## TASK TO COMPLETE
Locate every line that holds the string "Persie" and copy it.

>>>

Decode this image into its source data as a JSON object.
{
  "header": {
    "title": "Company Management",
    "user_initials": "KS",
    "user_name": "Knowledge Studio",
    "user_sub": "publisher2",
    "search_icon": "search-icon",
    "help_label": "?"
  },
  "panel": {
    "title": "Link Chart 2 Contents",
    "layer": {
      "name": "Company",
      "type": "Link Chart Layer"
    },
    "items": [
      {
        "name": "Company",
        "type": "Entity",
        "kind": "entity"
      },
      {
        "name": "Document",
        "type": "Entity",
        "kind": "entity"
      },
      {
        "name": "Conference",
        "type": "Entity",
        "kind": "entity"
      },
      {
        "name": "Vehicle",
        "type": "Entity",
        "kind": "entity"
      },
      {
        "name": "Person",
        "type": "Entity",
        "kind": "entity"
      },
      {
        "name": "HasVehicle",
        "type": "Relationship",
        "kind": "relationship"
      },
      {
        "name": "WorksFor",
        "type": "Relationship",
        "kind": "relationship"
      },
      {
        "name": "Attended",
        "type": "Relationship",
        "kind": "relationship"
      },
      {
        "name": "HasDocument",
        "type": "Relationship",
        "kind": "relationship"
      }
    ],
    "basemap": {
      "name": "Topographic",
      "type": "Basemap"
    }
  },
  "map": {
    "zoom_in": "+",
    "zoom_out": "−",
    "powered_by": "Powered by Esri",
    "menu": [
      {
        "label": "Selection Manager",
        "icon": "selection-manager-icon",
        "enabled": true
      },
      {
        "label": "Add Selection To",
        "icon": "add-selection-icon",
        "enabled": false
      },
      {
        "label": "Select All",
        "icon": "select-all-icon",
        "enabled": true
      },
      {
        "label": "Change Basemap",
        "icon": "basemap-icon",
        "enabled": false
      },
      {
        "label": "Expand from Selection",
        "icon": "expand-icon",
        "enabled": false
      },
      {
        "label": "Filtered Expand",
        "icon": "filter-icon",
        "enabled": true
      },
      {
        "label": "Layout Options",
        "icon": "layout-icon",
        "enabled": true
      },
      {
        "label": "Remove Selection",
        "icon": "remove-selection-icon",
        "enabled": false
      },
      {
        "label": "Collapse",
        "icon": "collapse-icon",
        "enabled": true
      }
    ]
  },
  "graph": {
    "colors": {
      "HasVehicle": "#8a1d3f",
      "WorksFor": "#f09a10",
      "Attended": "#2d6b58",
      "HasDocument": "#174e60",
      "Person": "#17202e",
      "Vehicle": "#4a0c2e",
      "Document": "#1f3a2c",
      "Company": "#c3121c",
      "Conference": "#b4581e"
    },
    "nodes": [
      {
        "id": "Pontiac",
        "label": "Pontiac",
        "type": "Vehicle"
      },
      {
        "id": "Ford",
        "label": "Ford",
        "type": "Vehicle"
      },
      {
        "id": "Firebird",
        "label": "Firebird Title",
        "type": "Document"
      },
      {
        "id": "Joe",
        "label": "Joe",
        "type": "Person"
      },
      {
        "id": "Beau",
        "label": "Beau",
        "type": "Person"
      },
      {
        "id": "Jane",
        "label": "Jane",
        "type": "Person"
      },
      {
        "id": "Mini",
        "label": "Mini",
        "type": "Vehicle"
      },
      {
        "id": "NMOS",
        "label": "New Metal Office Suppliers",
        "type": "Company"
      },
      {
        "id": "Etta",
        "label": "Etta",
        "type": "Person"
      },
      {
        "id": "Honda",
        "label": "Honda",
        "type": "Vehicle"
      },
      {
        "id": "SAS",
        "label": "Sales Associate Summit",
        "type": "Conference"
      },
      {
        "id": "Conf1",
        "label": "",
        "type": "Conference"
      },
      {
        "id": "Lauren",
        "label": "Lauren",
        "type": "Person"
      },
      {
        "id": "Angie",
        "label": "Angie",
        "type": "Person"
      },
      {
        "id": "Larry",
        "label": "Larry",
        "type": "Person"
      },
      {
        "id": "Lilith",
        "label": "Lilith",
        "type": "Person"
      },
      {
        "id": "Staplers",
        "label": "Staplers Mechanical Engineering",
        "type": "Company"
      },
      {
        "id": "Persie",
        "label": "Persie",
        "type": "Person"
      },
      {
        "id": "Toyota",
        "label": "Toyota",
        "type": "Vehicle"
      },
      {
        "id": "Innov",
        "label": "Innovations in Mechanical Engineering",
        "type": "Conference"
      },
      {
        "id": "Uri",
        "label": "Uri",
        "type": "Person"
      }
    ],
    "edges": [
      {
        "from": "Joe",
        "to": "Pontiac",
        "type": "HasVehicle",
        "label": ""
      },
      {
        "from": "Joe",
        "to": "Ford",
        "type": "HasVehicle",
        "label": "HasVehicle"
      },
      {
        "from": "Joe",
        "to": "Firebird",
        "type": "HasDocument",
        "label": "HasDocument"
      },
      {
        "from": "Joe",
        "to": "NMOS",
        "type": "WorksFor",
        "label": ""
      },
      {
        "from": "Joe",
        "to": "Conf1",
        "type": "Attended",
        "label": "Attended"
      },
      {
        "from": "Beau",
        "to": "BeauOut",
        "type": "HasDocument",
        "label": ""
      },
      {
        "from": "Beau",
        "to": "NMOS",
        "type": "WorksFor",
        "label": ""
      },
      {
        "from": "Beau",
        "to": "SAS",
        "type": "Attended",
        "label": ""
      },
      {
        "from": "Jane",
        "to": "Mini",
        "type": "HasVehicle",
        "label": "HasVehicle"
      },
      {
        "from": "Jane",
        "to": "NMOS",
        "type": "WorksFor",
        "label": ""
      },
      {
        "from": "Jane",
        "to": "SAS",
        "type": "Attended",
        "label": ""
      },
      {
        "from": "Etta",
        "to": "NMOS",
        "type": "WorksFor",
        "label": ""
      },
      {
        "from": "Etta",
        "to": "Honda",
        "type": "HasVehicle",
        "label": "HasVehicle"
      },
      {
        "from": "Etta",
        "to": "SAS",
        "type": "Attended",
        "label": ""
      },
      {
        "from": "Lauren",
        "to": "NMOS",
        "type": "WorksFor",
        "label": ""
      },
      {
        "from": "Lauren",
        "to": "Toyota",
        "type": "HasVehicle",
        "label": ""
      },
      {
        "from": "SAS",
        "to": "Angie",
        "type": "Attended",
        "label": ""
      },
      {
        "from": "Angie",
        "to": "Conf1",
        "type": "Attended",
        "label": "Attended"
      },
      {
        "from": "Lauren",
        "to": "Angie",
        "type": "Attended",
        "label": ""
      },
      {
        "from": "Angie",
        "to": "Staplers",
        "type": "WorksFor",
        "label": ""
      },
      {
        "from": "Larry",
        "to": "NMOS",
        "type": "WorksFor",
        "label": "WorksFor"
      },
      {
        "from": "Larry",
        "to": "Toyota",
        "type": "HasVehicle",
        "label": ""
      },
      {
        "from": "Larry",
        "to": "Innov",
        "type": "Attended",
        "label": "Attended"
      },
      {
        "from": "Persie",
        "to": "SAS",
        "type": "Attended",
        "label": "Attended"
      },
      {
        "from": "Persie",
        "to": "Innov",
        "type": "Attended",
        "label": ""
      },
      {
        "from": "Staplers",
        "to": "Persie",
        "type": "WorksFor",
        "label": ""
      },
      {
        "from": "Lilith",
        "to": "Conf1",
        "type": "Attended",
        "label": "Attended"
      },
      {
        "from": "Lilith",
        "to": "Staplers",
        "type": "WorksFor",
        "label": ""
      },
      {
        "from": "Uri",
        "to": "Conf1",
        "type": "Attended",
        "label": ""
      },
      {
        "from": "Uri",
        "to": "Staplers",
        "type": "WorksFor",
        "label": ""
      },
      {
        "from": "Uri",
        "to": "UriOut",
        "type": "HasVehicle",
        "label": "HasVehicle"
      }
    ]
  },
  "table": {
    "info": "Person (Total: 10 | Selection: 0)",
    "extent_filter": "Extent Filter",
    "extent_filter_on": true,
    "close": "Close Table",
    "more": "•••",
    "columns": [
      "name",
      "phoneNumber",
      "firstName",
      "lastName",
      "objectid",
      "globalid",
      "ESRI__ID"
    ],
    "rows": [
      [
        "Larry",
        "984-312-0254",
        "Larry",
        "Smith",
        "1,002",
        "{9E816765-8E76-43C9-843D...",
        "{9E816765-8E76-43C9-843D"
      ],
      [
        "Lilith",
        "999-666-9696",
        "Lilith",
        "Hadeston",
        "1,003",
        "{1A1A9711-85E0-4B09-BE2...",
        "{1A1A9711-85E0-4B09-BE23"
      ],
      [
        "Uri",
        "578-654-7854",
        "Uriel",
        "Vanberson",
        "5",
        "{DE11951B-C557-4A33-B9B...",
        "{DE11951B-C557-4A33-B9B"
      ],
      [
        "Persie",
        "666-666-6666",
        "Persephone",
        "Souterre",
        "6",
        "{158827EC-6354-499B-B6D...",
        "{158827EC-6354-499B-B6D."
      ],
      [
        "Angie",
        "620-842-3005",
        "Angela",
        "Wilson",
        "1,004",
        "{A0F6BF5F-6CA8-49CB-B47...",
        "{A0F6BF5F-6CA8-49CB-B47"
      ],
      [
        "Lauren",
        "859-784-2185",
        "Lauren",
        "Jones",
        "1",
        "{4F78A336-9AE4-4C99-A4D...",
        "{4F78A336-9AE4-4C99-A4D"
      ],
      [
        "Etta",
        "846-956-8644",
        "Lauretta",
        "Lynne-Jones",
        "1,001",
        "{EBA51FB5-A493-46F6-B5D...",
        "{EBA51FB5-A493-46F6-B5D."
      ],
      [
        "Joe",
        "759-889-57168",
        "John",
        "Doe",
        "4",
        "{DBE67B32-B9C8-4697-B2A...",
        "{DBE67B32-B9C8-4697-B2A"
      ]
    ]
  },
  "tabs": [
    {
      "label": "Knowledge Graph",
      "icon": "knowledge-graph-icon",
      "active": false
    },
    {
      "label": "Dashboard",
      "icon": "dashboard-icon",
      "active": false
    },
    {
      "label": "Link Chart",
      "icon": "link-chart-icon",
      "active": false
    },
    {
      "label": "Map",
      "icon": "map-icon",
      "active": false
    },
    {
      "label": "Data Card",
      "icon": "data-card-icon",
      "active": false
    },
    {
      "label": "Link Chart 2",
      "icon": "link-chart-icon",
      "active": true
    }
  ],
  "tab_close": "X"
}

<<<

## SOLUTION FOR THIS EXERCISE
        "id": "Persie",
        "label": "Persie",
        "from": "Persie",
        "from": "Persie",
        "to": "Persie",
        "Persie",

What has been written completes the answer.